**Goal:** Work out how many lines of the material below mention the word "Nature"; reply with the number only.

**Dataset extract:**
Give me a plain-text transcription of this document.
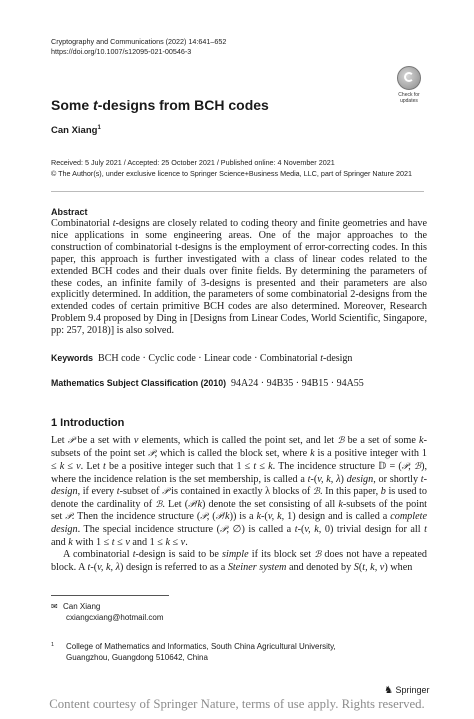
Cryptography and Communications (2022) 14:641–652
https://doi.org/10.1007/s12095-021-00546-3
Check for
updates
Some t-designs from BCH codes
Can Xiang$^1$
Received: 5 July 2021 / Accepted: 25 October 2021 / Published online: 4 November 2021
© The Author(s), under exclusive licence to Springer Science+Business Media, LLC, part of Springer Nature 2021
Abstract
Combinatorial t-designs are closely related to coding theory and finite geometries and have nice applications in some engineering areas. One of the major approaches to the construction of combinatorial t-designs is the employment of error-correcting codes. In this paper, this approach is further investigated with a class of linear codes related to the extended BCH codes and their duals over finite fields. By determining the parameters of these codes, an infinite family of 3-designs is presented and their parameters are also explicitly determined. In addition, the parameters of some combinatorial 2-designs from the extended codes of certain primitive BCH codes are also determined. Moreover, Research Problem 9.4 proposed by Ding in [Designs from Linear Codes, World Scientific, Singapore, pp: 257, 2018)] is also solved.
Keywords BCH code · Cyclic code · Linear code · Combinatorial t-design
Mathematics Subject Classification (2010) 94A24 · 94B35 · 94B15 · 94A55
1 Introduction

Let 𝒫 be a set with v elements, which is called the point set, and let ℬ be a set of some k-subsets of the point set 𝒫, which is called the block set, where k is a positive integer with 1 ≤ k ≤ v. Let t be a positive integer such that 1 ≤ t ≤ k. The incidence structure 𝔻 = (𝒫, ℬ), where the incidence relation is the set membership, is called a t-(v, k, λ) design, or shortly t-design, if every t-subset of 𝒫 is contained in exactly λ blocks of ℬ. In this paper, b is used to denote the cardinality of ℬ. Let (𝒫/k) denote the set consisting of all k-subsets of the point set 𝒫. Then the incidence structure (𝒫, (𝒫/k)) is a k-(v, k, 1) design and is called a complete design. The special incidence structure (𝒫, ∅) is called a t-(v, k, 0) trivial design for all t and k with 1 ≤ t ≤ v and 1 ≤ k ≤ v.

A combinatorial t-design is said to be simple if its block set ℬ does not have a repeated block. A t-(v, k, λ) design is referred to as a Steiner system and denoted by S(t, k, v) when

✉ Can Xiang
cxiangcxiang@hotmail.com
1	College of Mathematics and Informatics, South China Agricultural University, Guangzhou, Guangdong 510642, China
♞ Springer
Content courtesy of Springer Nature, terms of use apply. Rights reserved.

**Result:** 2